[Recorded data]
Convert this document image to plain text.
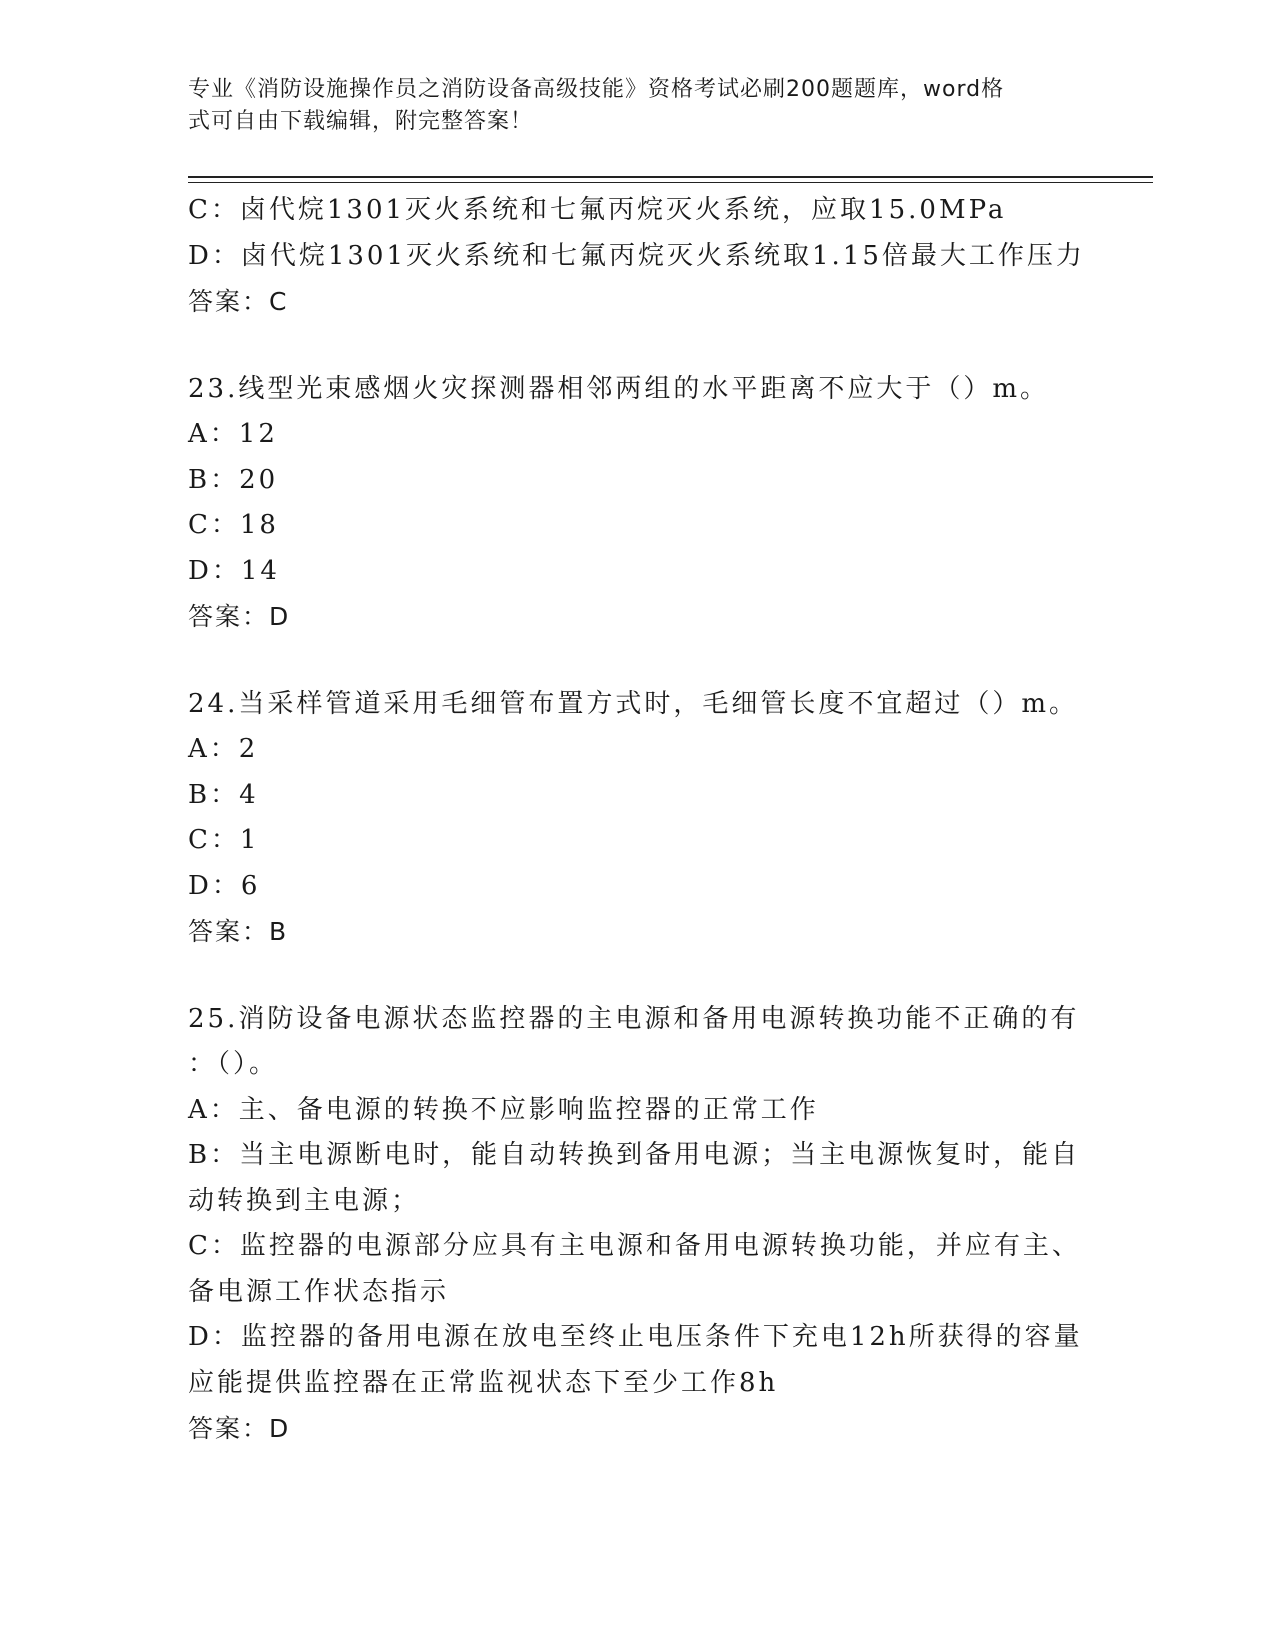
专业《消防设施操作员之消防设备高级技能》资格考试必刷200题题库，word格
式可自由下载编辑，附完整答案！
C：卤代烷1301灭火系统和七氟丙烷灭火系统，应取15.0MPa
D：卤代烷1301灭火系统和七氟丙烷灭火系统取1.15倍最大工作压力
答案：C
23.线型光束感烟火灾探测器相邻两组的水平距离不应大于（）m。
A：12
B：20
C：18
D：14
答案：D
24.当采样管道采用毛细管布置方式时，毛细管长度不宜超过（）m。
A：2
B：4
C：1
D：6
答案：B
25.消防设备电源状态监控器的主电源和备用电源转换功能不正确的有
：（）。
A：主、备电源的转换不应影响监控器的正常工作
B：当主电源断电时，能自动转换到备用电源；当主电源恢复时，能自
动转换到主电源；
C：监控器的电源部分应具有主电源和备用电源转换功能，并应有主、
备电源工作状态指示
D：监控器的备用电源在放电至终止电压条件下充电12h所获得的容量
应能提供监控器在正常监视状态下至少工作8h
答案：D
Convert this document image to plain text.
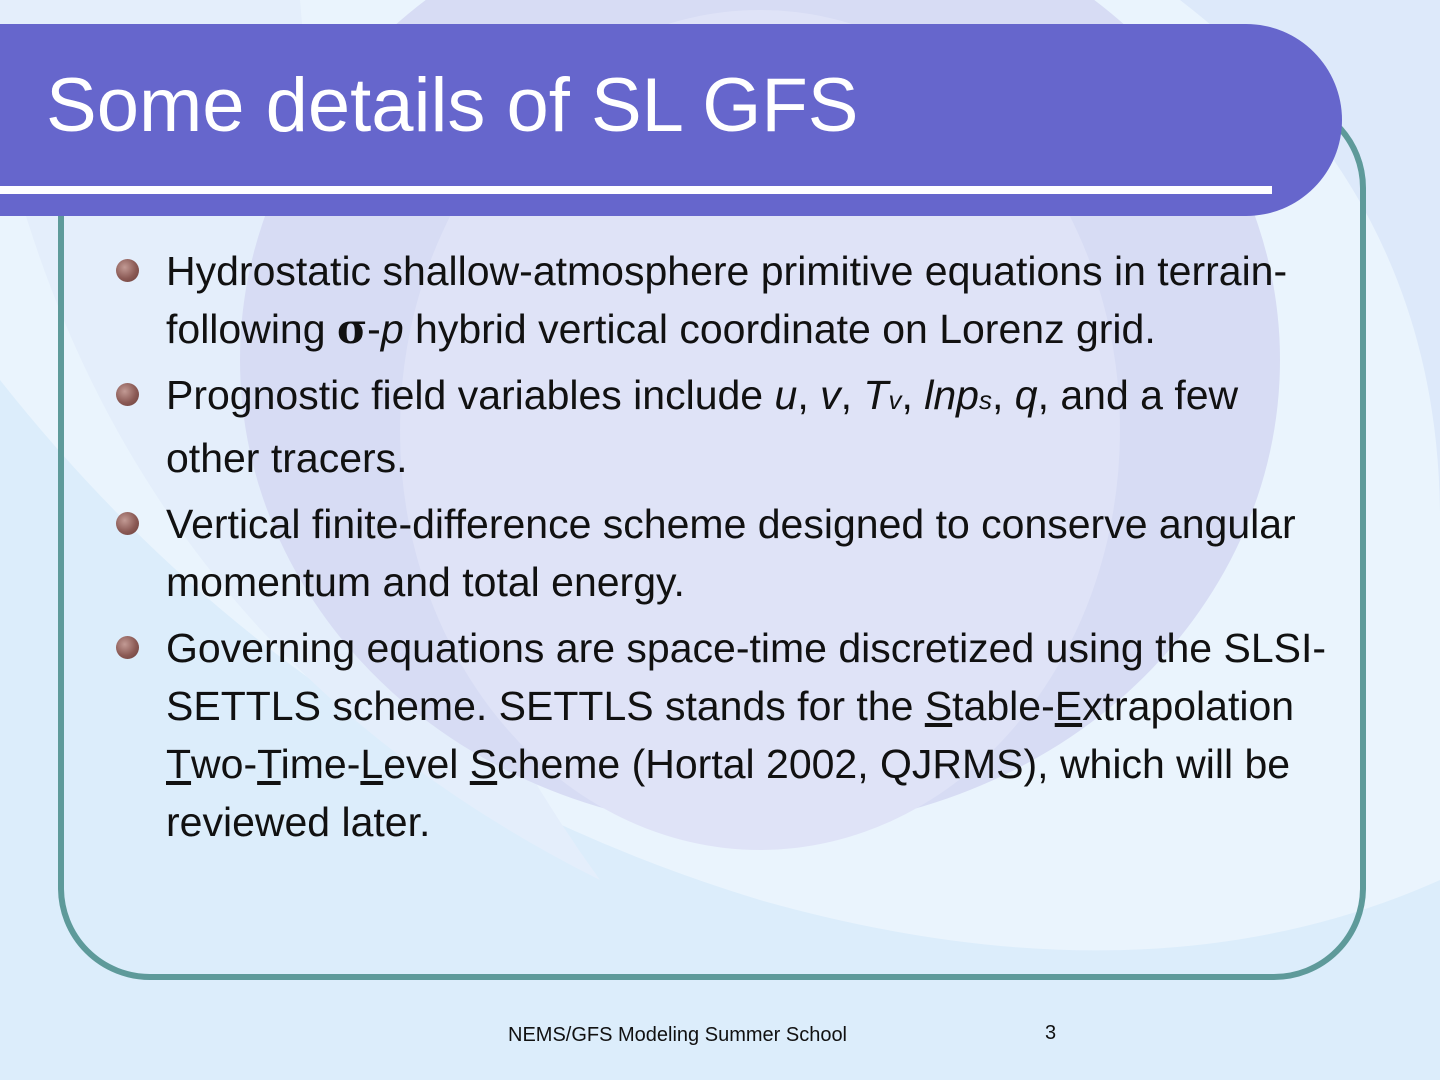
Some details of SL GFS
Hydrostatic shallow-atmosphere primitive equations in terrain-following σ-p hybrid vertical coordinate on Lorenz grid.
Prognostic field variables include u, v, Tv, lnps, q, and a few other tracers.
Vertical finite-difference scheme designed to conserve angular momentum and total energy.
Governing equations are space-time discretized using the SLSI-SETTLS scheme. SETTLS stands for the Stable-Extrapolation Two-Time-Level Scheme (Hortal 2002, QJRMS), which will be reviewed later.
NEMS/GFS Modeling Summer School	3
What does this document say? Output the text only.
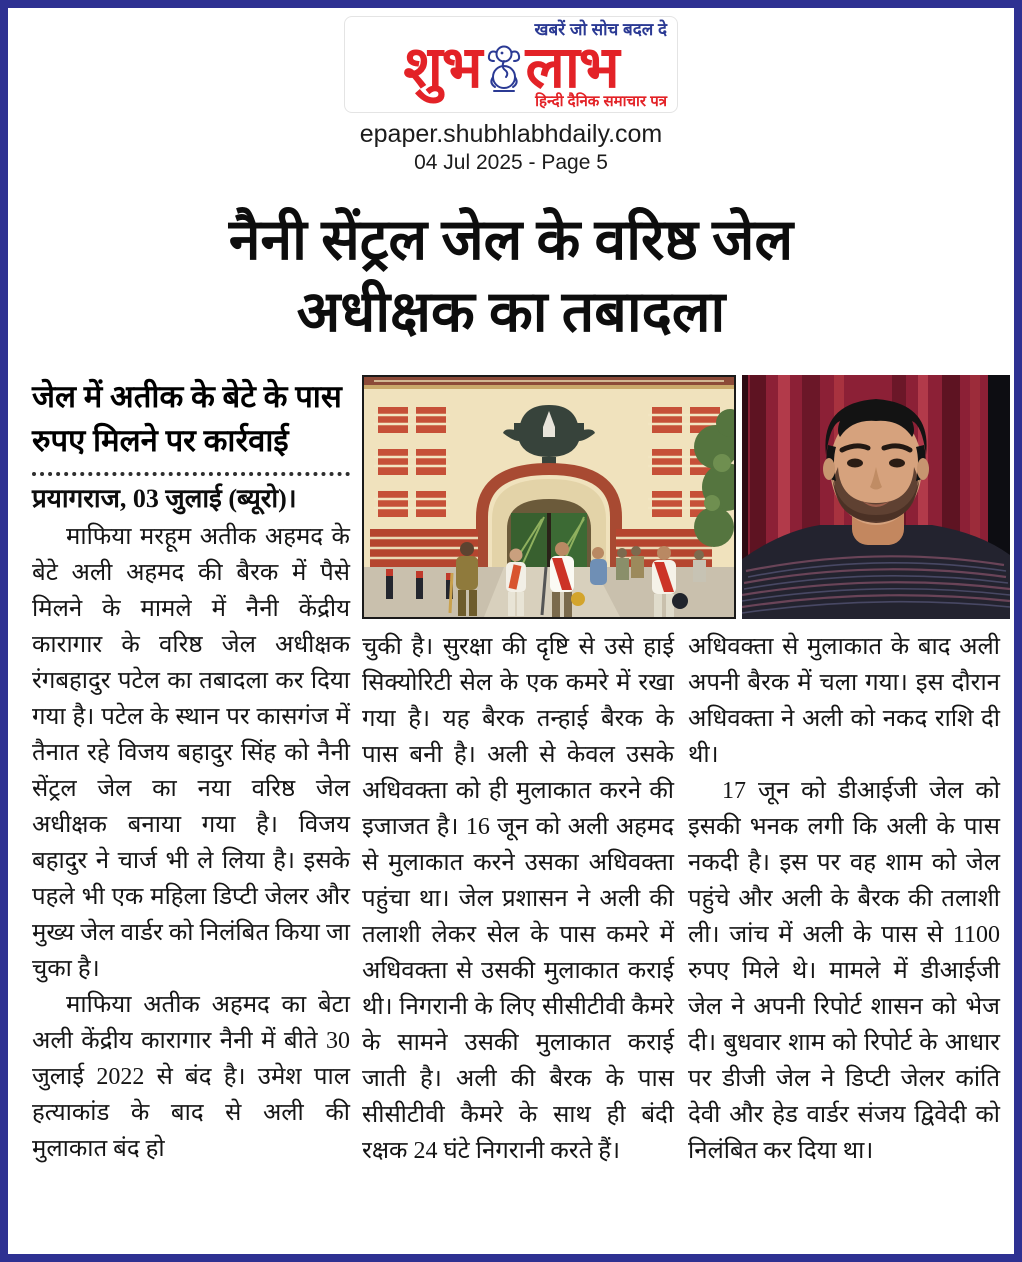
खबरें जो सोच बदल दे
शुभ लाभ
हिन्दी दैनिक समाचार पत्र
epaper.shubhlabhdaily.com
04 Jul 2025 - Page 5
नैनी सेंट्रल जेल के वरिष्ठ जेल
अधीक्षक का तबादला
जेल में अतीक के बेटे के पास रुपए मिलने पर कार्रवाई
प्रयागराज, 03 जुलाई (ब्यूरो)।
माफिया मरहूम अतीक अहमद के बेटे अली अहमद की बैरक में पैसे मिलने के मामले में नैनी केंद्रीय कारागार के वरिष्ठ जेल अधीक्षक रंगबहादुर पटेल का तबादला कर दिया गया है। पटेल के स्थान पर कासगंज में तैनात रहे विजय बहादुर सिंह को नैनी सेंट्रल जेल का नया वरिष्ठ जेल अधीक्षक बनाया गया है। विजय बहादुर ने चार्ज भी ले लिया है। इसके पहले भी एक महिला डिप्टी जेलर और मुख्य जेल वार्डर को निलंबित किया जा चुका है।
माफिया अतीक अहमद का बेटा अली केंद्रीय कारागार नैनी में बीते 30 जुलाई 2022 से बंद है। उमेश पाल हत्याकांड के बाद से अली की मुलाकात बंद हो
चुकी है। सुरक्षा की दृष्टि से उसे हाई सिक्योरिटी सेल के एक कमरे में रखा गया है। यह बैरक तन्हाई बैरक के पास बनी है। अली से केवल उसके अधिवक्ता को ही मुलाकात करने की इजाजत है। 16 जून को अली अहमद से मुलाकात करने उसका अधिवक्ता पहुंचा था। जेल प्रशासन ने अली की तलाशी लेकर सेल के पास कमरे में अधिवक्ता से उसकी मुलाकात कराई थी। निगरानी के लिए सीसीटीवी कैमरे के सामने उसकी मुलाकात कराई जाती है। अली की बैरक के पास सीसीटीवी कैमरे के साथ ही बंदी रक्षक 24 घंटे निगरानी करते हैं।
अधिवक्ता से मुलाकात के बाद अली अपनी बैरक में चला गया। इस दौरान अधिवक्ता ने अली को नकद राशि दी थी।
17 जून को डीआईजी जेल को इसकी भनक लगी कि अली के पास नकदी है। इस पर वह शाम को जेल पहुंचे और अली के बैरक की तलाशी ली। जांच में अली के पास से 1100 रुपए मिले थे। मामले में डीआईजी जेल ने अपनी रिपोर्ट शासन को भेज दी। बुधवार शाम को रिपोर्ट के आधार पर डीजी जेल ने डिप्टी जेलर कांति देवी और हेड वार्डर संजय द्विवेदी को निलंबित कर दिया था।
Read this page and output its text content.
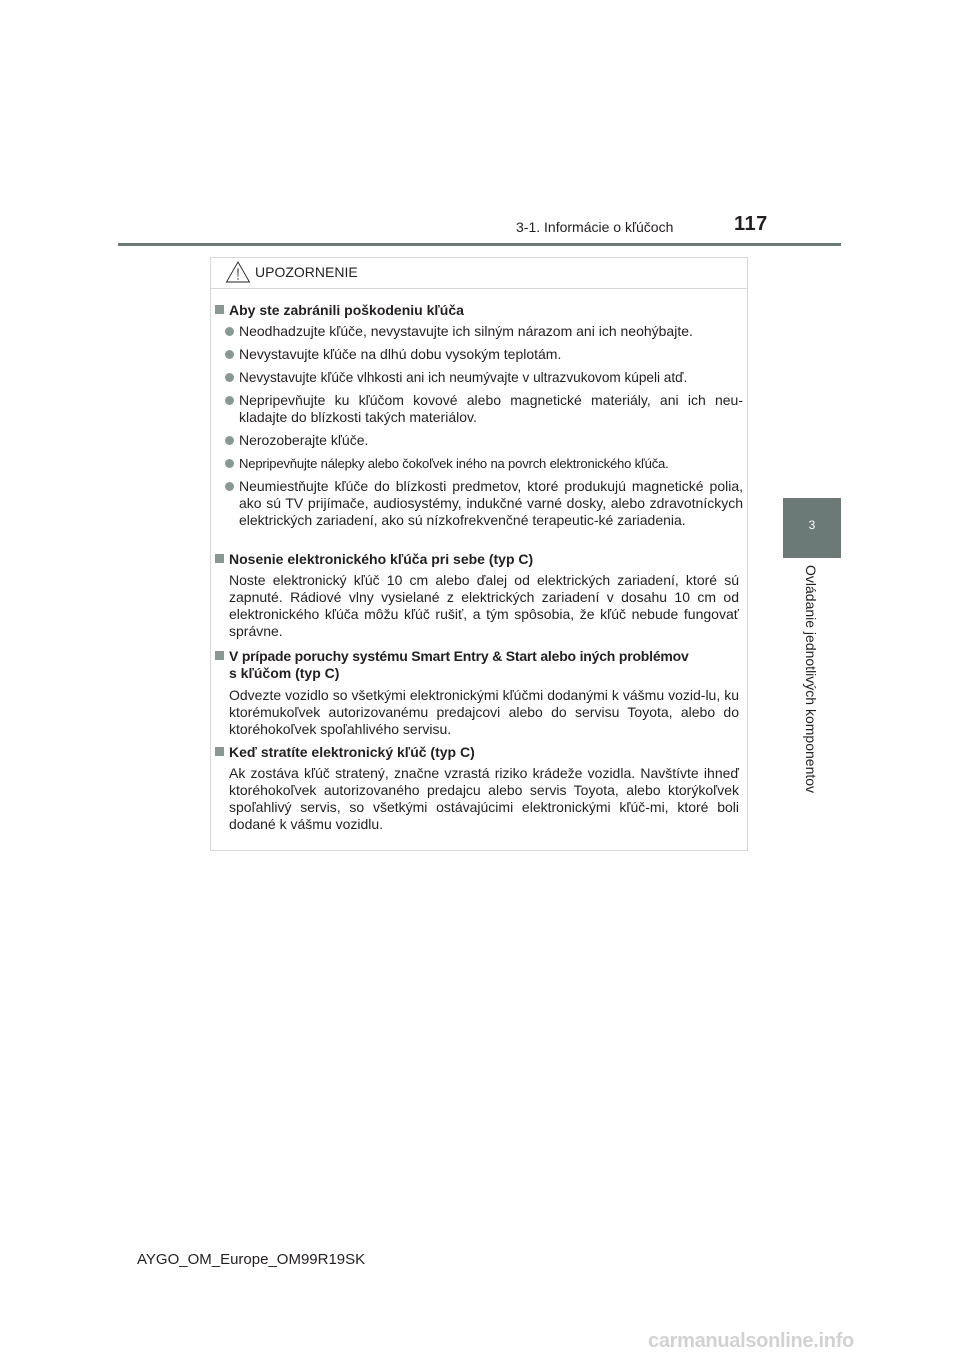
3-1. Informácie o kľúčoch	117
3
Ovládanie jednotlivých komponentov
UPOZORNENIE
Aby ste zabránili poškodeniu kľúča
Neodhadzujte kľúče, nevystavujte ich silným nárazom ani ich neohýbajte.
Nevystavujte kľúče na dlhú dobu vysokým teplotám.
Nevystavujte kľúče vlhkosti ani ich neumývajte v ultrazvukovom kúpeli atď.
Nepripevňujte ku kľúčom kovové alebo magnetické materiály, ani ich neu-kladajte do blízkosti takých materiálov.
Nerozoberajte kľúče.
Nepripevňujte nálepky alebo čokoľvek iného na povrch elektronického kľúča.
Neumiestňujte kľúče do blízkosti predmetov, ktoré produkujú magnetické polia, ako sú TV prijímače, audiosystémy, indukčné varné dosky, alebo zdravotníckych elektrických zariadení, ako sú nízkofrekvenčné terapeutic-ké zariadenia.
Nosenie elektronického kľúča pri sebe (typ C)
Noste elektronický kľúč 10 cm alebo ďalej od elektrických zariadení, ktoré sú zapnuté. Rádiové vlny vysielané z elektrických zariadení v dosahu 10 cm od elektronického kľúča môžu kľúč rušiť, a tým spôsobia, že kľúč nebude fungovať správne.
V prípade poruchy systému Smart Entry & Start alebo iných problémov
s kľúčom (typ C)
Odvezte vozidlo so všetkými elektronickými kľúčmi dodanými k vášmu vozid-lu, ku ktorémukoľvek autorizovanému predajcovi alebo do servisu Toyota, alebo do ktoréhokoľvek spoľahlivého servisu.
Keď stratíte elektronický kľúč (typ C)
Ak zostáva kľúč stratený, značne vzrastá riziko krádeže vozidla. Navštívte ihneď ktoréhokoľvek autorizovaného predajcu alebo servis Toyota, alebo ktorýkoľvek spoľahlivý servis, so všetkými ostávajúcimi elektronickými kľúč-mi, ktoré boli dodané k vášmu vozidlu.
AYGO_OM_Europe_OM99R19SK
carmanualsonline.info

Task statement:
Extract all the entries word for word; omit any pictures.

The result:
Convert this document image to plain text.
专业《消防设施操作员之消防设备高级技能》资格考试必刷200题题库，word格
式可自由下载编辑，附完整答案！
C：卤代烷1301灭火系统和七氟丙烷灭火系统，应取15.0MPa
D：卤代烷1301灭火系统和七氟丙烷灭火系统取1.15倍最大工作压力
答案：C
23.线型光束感烟火灾探测器相邻两组的水平距离不应大于（）m。
A：12
B：20
C：18
D：14
答案：D
24.当采样管道采用毛细管布置方式时，毛细管长度不宜超过（）m。
A：2
B：4
C：1
D：6
答案：B
25.消防设备电源状态监控器的主电源和备用电源转换功能不正确的有
：（）。
A：主、备电源的转换不应影响监控器的正常工作
B：当主电源断电时，能自动转换到备用电源；当主电源恢复时，能自
动转换到主电源；
C：监控器的电源部分应具有主电源和备用电源转换功能，并应有主、
备电源工作状态指示
D：监控器的备用电源在放电至终止电压条件下充电12h所获得的容量
应能提供监控器在正常监视状态下至少工作8h
答案：D
Convert this document image to plain text.
Some details of SL GFS
Hydrostatic shallow-atmosphere primitive equations in terrain-following σ-p hybrid vertical coordinate on Lorenz grid.
Prognostic field variables include u, v, Tv, lnps, q, and a few other tracers.
Vertical finite-difference scheme designed to conserve angular momentum and total energy.
Governing equations are space-time discretized using the SLSI-SETTLS scheme. SETTLS stands for the Stable-Extrapolation Two-Time-Level Scheme (Hortal 2002, QJRMS), which will be reviewed later.
NEMS/GFS Modeling Summer School	3
What does this document say? Output the text only.
खबरें जो सोच बदल दे
शुभ लाभ
हिन्दी दैनिक समाचार पत्र
epaper.shubhlabhdaily.com
04 Jul 2025 - Page 5
नैनी सेंट्रल जेल के वरिष्ठ जेल
अधीक्षक का तबादला
जेल में अतीक के बेटे के पास रुपए मिलने पर कार्रवाई
प्रयागराज, 03 जुलाई (ब्यूरो)।
माफिया मरहूम अतीक अहमद के बेटे अली अहमद की बैरक में पैसे मिलने के मामले में नैनी केंद्रीय कारागार के वरिष्ठ जेल अधीक्षक रंगबहादुर पटेल का तबादला कर दिया गया है। पटेल के स्थान पर कासगंज में तैनात रहे विजय बहादुर सिंह को नैनी सेंट्रल जेल का नया वरिष्ठ जेल अधीक्षक बनाया गया है। विजय बहादुर ने चार्ज भी ले लिया है। इसके पहले भी एक महिला डिप्टी जेलर और मुख्य जेल वार्डर को निलंबित किया जा चुका है।
माफिया अतीक अहमद का बेटा अली केंद्रीय कारागार नैनी में बीते 30 जुलाई 2022 से बंद है। उमेश पाल हत्याकांड के बाद से अली की मुलाकात बंद हो
चुकी है। सुरक्षा की दृष्टि से उसे हाई सिक्योरिटी सेल के एक कमरे में रखा गया है। यह बैरक तन्हाई बैरक के पास बनी है। अली से केवल उसके अधिवक्ता को ही मुलाकात करने की इजाजत है। 16 जून को अली अहमद से मुलाकात करने उसका अधिवक्ता पहुंचा था। जेल प्रशासन ने अली की तलाशी लेकर सेल के पास कमरे में अधिवक्ता से उसकी मुलाकात कराई थी। निगरानी के लिए सीसीटीवी कैमरे के सामने उसकी मुलाकात कराई जाती है। अली की बैरक के पास सीसीटीवी कैमरे के साथ ही बंदी रक्षक 24 घंटे निगरानी करते हैं।
अधिवक्ता से मुलाकात के बाद अली अपनी बैरक में चला गया। इस दौरान अधिवक्ता ने अली को नकद राशि दी थी।
17 जून को डीआईजी जेल को इसकी भनक लगी कि अली के पास नकदी है। इस पर वह शाम को जेल पहुंचे और अली के बैरक की तलाशी ली। जांच में अली के पास से 1100 रुपए मिले थे। मामले में डीआईजी जेल ने अपनी रिपोर्ट शासन को भेज दी। बुधवार शाम को रिपोर्ट के आधार पर डीजी जेल ने डिप्टी जेलर कांति देवी और हेड वार्डर संजय द्विवेदी को निलंबित कर दिया था।
Read this page and output its text content.
3-1. Informácie o kľúčoch	117
3
Ovládanie jednotlivých komponentov
UPOZORNENIE
Aby ste zabránili poškodeniu kľúča
Neodhadzujte kľúče, nevystavujte ich silným nárazom ani ich neohýbajte.
Nevystavujte kľúče na dlhú dobu vysokým teplotám.
Nevystavujte kľúče vlhkosti ani ich neumývajte v ultrazvukovom kúpeli atď.
Nepripevňujte ku kľúčom kovové alebo magnetické materiály, ani ich neu-kladajte do blízkosti takých materiálov.
Nerozoberajte kľúče.
Nepripevňujte nálepky alebo čokoľvek iného na povrch elektronického kľúča.
Neumiestňujte kľúče do blízkosti predmetov, ktoré produkujú magnetické polia, ako sú TV prijímače, audiosystémy, indukčné varné dosky, alebo zdravotníckych elektrických zariadení, ako sú nízkofrekvenčné terapeutic-ké zariadenia.
Nosenie elektronického kľúča pri sebe (typ C)
Noste elektronický kľúč 10 cm alebo ďalej od elektrických zariadení, ktoré sú zapnuté. Rádiové vlny vysielané z elektrických zariadení v dosahu 10 cm od elektronického kľúča môžu kľúč rušiť, a tým spôsobia, že kľúč nebude fungovať správne.
V prípade poruchy systému Smart Entry & Start alebo iných problémov
s kľúčom (typ C)
Odvezte vozidlo so všetkými elektronickými kľúčmi dodanými k vášmu vozid-lu, ku ktorémukoľvek autorizovanému predajcovi alebo do servisu Toyota, alebo do ktoréhokoľvek spoľahlivého servisu.
Keď stratíte elektronický kľúč (typ C)
Ak zostáva kľúč stratený, značne vzrastá riziko krádeže vozidla. Navštívte ihneď ktoréhokoľvek autorizovaného predajcu alebo servis Toyota, alebo ktorýkoľvek spoľahlivý servis, so všetkými ostávajúcimi elektronickými kľúč-mi, ktoré boli dodané k vášmu vozidlu.
AYGO_OM_Europe_OM99R19SK
carmanualsonline.info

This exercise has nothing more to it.